▶ **Instructions to follow**:
Seek out every line containing the word "stesso", and copy each.

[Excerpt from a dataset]
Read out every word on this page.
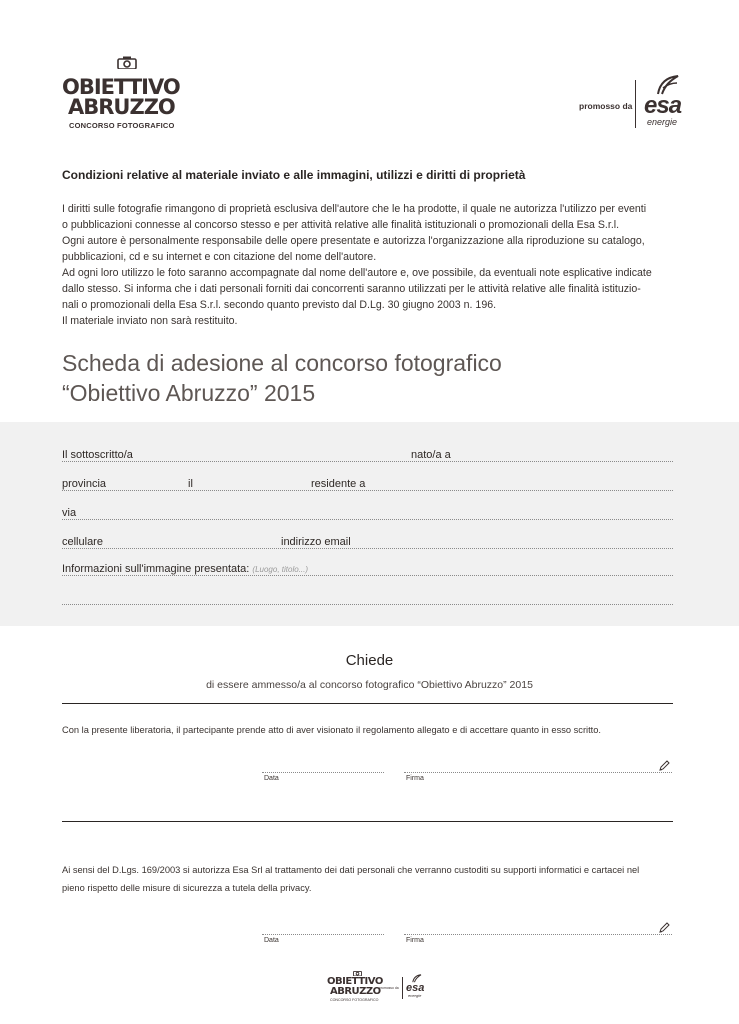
OBIETTIVO
ABRUZZO
CONCORSO FOTOGRAFICO
promosso da esa
energie
Condizioni relative al materiale inviato e alle immagini, utilizzi e diritti di proprietà
I diritti sulle fotografie rimangono di proprietà esclusiva dell'autore che le ha prodotte, il quale ne autorizza l'utilizzo per eventi
o pubblicazioni connesse al concorso stesso e per attività relative alle finalità istituzionali o promozionali della Esa S.r.l.
Ogni autore è personalmente responsabile delle opere presentate e autorizza l'organizzazione alla riproduzione su catalogo,
pubblicazioni, cd e su internet e con citazione del nome dell'autore.
Ad ogni loro utilizzo le foto saranno accompagnate dal nome dell'autore e, ove possibile, da eventuali note esplicative indicate
dallo stesso. Si informa che i dati personali forniti dai concorrenti saranno utilizzati per le attività relative alle finalità istituzio-
nali o promozionali della Esa S.r.l. secondo quanto previsto dal D.Lg. 30 giugno 2003 n. 196.
Il materiale inviato non sarà restituito.
Scheda di adesione al concorso fotografico
“Obiettivo Abruzzo” 2015
Il sottoscritto/a	nato/a a
provincia	il	residente a
via
cellulare	indirizzo email
Informazioni sull'immagine presentata: (Luogo, titolo...)
Chiede
di essere ammesso/a al concorso fotografico “Obiettivo Abruzzo” 2015
Con la presente liberatoria, il partecipante prende atto di aver visionato il regolamento allegato e di accettare quanto in esso scritto.
Data	Firma
Ai sensi del D.Lgs. 169/2003 si autorizza Esa Srl al trattamento dei dati personali che verranno custoditi su supporti informatici e cartacei nel
pieno rispetto delle misure di sicurezza a tutela della privacy.
Data	Firma
OBIETTIVO
ABRUZZO
CONCORSO FOTOGRAFICO
promosso da esa
energie
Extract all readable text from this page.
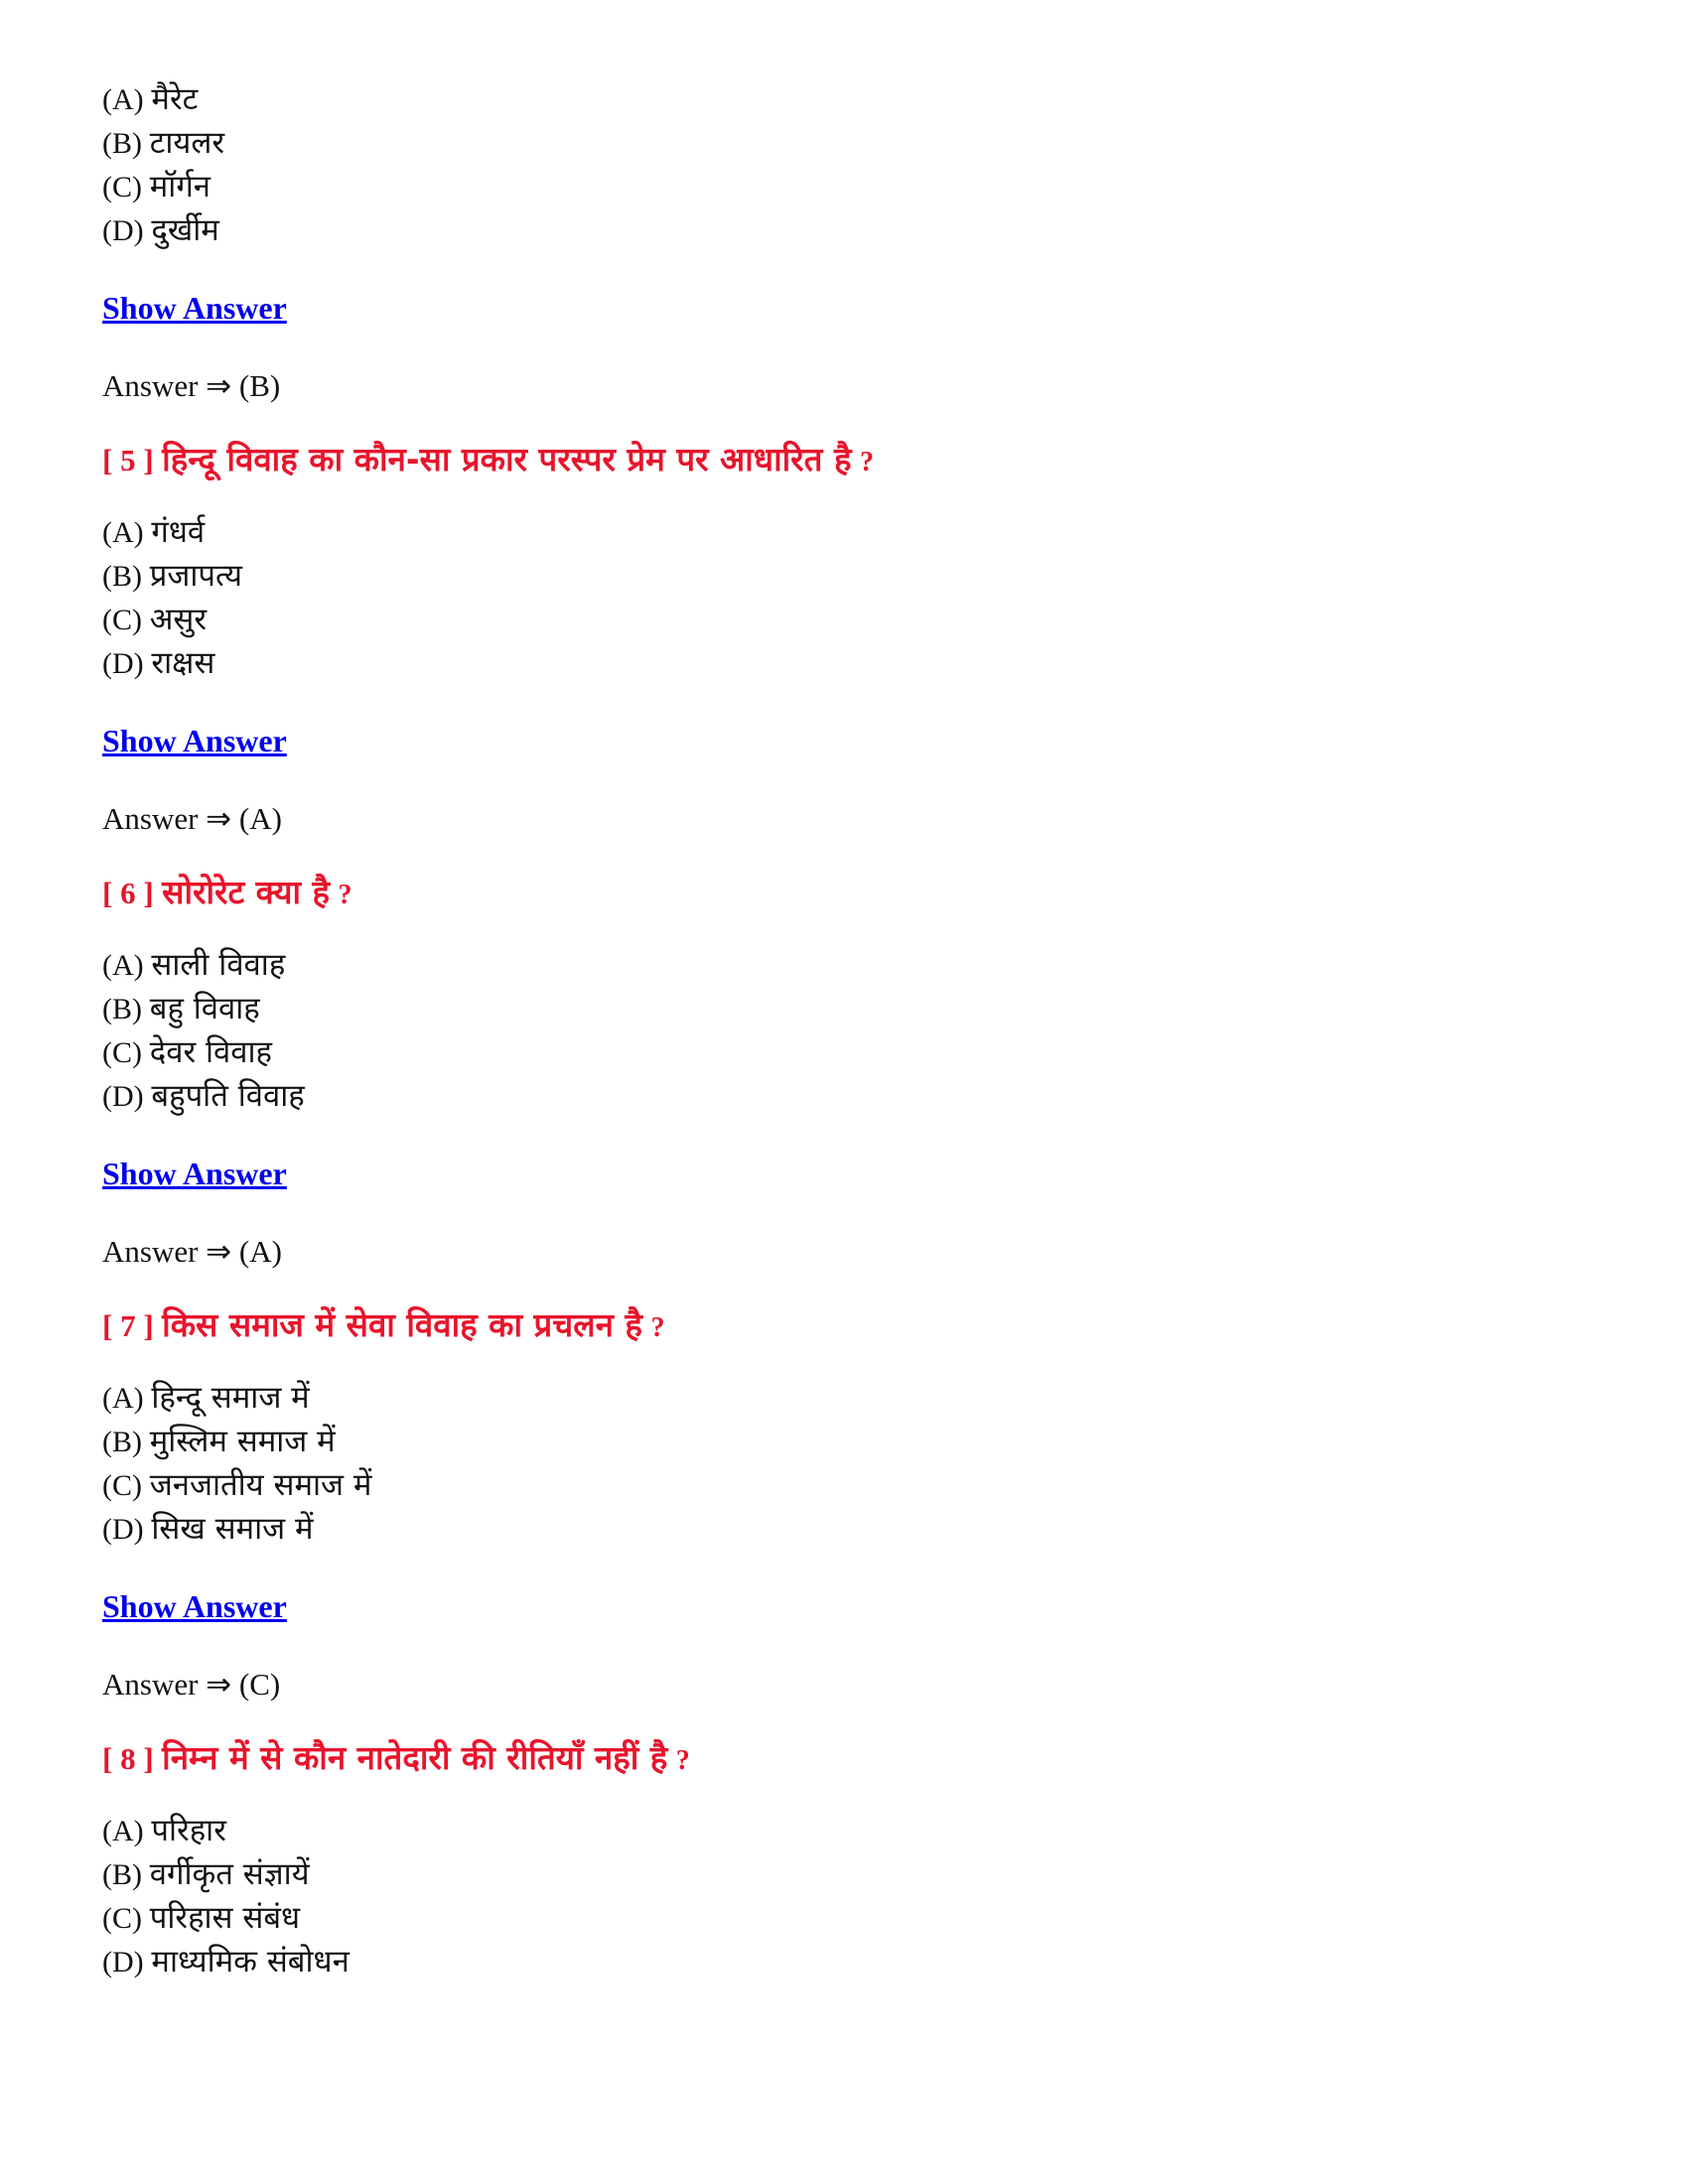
(A) मैरेट
(B) टायलर
(C) मॉर्गन
(D) दुर्खीम
Show Answer
Answer ⇒ (B)
[ 5 ] हिन्दू विवाह का कौन-सा प्रकार परस्पर प्रेम पर आधारित है ?
(A) गंधर्व
(B) प्रजापत्य
(C) असुर
(D) राक्षस
Show Answer
Answer ⇒ (A)
[ 6 ] सोरोरेट क्या है ?
(A) साली विवाह
(B) बहु विवाह
(C) देवर विवाह
(D) बहुपति विवाह
Show Answer
Answer ⇒ (A)
[ 7 ] किस समाज में सेवा विवाह का प्रचलन है ?
(A) हिन्दू समाज में
(B) मुस्लिम समाज में
(C) जनजातीय समाज में
(D) सिख समाज में
Show Answer
Answer ⇒ (C)
[ 8 ] निम्न में से कौन नातेदारी की रीतियाँ नहीं है ?
(A) परिहार
(B) वर्गीकृत संज्ञायें
(C) परिहास संबंध
(D) माध्यमिक संबोधन
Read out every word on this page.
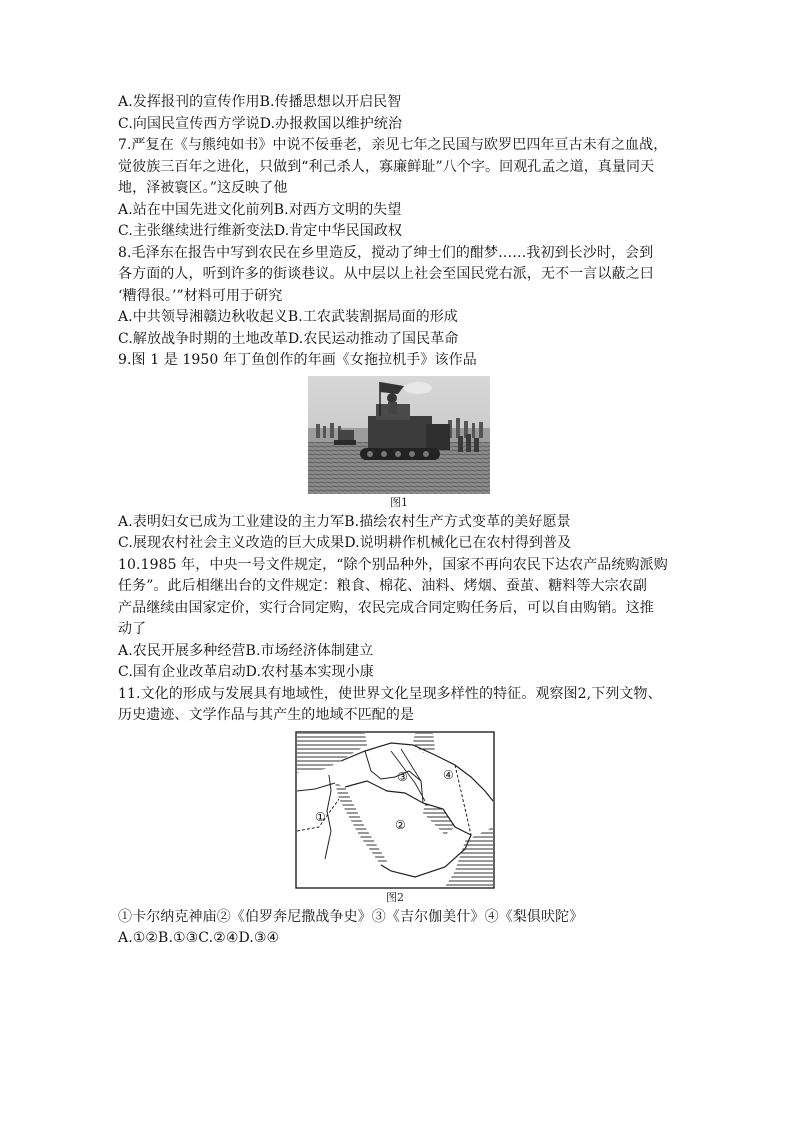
A.发挥报刊的宣传作用B.传播思想以开启民智
C.向国民宣传西方学说D.办报救国以维护统治
7.严复在《与熊纯如书》中说不佞垂老，亲见七年之民国与欧罗巴四年亘古未有之血战，
觉彼族三百年之进化，只做到“利己杀人，寡廉鲜耻”八个字。回观孔孟之道，真量同天
地，泽被寰区。”这反映了他
A.站在中国先进文化前列B.对西方文明的失望
C.主张继续进行维新变法D.肯定中华民国政权
8.毛泽东在报告中写到农民在乡里造反，搅动了绅士们的酣梦……我初到长沙时，会到
各方面的人，听到许多的街谈巷议。从中层以上社会至国民党右派，无不一言以蔽之曰
‘糟得很。’”材料可用于研究
A.中共领导湘赣边秋收起义B.工农武装割据局面的形成
C.解放战争时期的土地改革D.农民运动推动了国民革命
9.图 1 是 1950 年丁鱼创作的年画《女拖拉机手》该作品
图1
A.表明妇女已成为工业建设的主力军B.描绘农村生产方式变革的美好愿景
C.展现农村社会主义改造的巨大成果D.说明耕作机械化已在农村得到普及
10.1985 年，中央一号文件规定，“除个别品种外，国家不再向农民下达农产品统购派购
任务”。此后相继出台的文件规定：粮食、棉花、油料、烤烟、蚕茧、糖料等大宗农副
产品继续由国家定价，实行合同定购，农民完成合同定购任务后，可以自由购销。这推
动了
A.农民开展多种经营B.市场经济体制建立
C.国有企业改革启动D.农村基本实现小康
11.文化的形成与发展具有地域性，使世界文化呈现多样性的特征。观察图2,下列文物、
历史遗迹、文学作品与其产生的地域不匹配的是
①
②
③	④
图2
①卡尔纳克神庙②《伯罗奔尼撒战争史》③《吉尔伽美什》④《梨俱吠陀》
A.①②B.①③C.②④D.③④
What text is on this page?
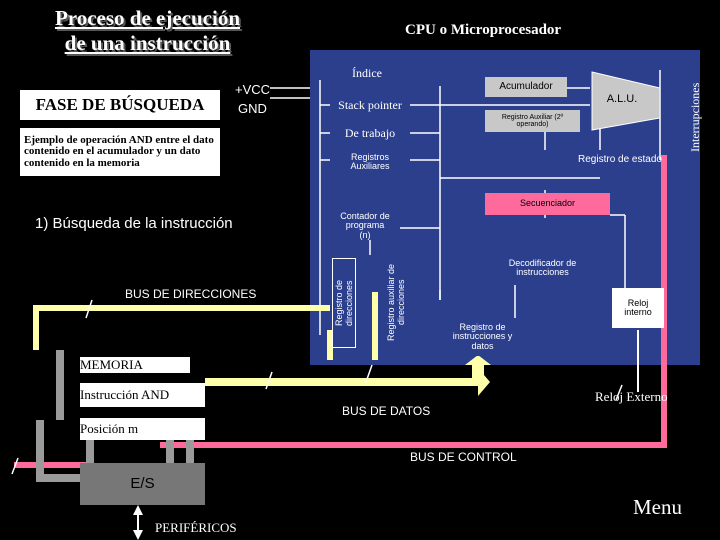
Proceso de ejecución
de una instrucción
CPU o Microprocesador
FASE DE BÚSQUEDA
+VCC
GND
Ejemplo de operación AND entre el dato contenido en el acumulador y un dato contenido en la memoria
1) Búsqueda de la instrucción
Índice
Acumulador
A.L.U.
Stack pointer
Registro Auxiliar (2º operando)
De trabajo
Registros Auxiliares
Registro de estado
Interrupciones
Secuenciador
Contador de programa (n)
Decodificador de instrucciones
Reloj interno
Registro de direcciones	Registro auxiliar de direcciones
Registro de instrucciones y datos
BUS DE DIRECCIONES
MEMORIA
Instrucción AND
Posición m
BUS DE DATOS
Reloj Externo
BUS DE CONTROL
E/S
PERIFÉRICOS
Menu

▶ **Exercise answer**:
o pubblicazioni connesse al concorso stesso e per attività relative alle finalità istituzionali o promozionali della Esa S.r.l.
dallo stesso. Si informa che i dati personali forniti dai concorrenti saranno utilizzati per le attività relative alle finalità istituzio-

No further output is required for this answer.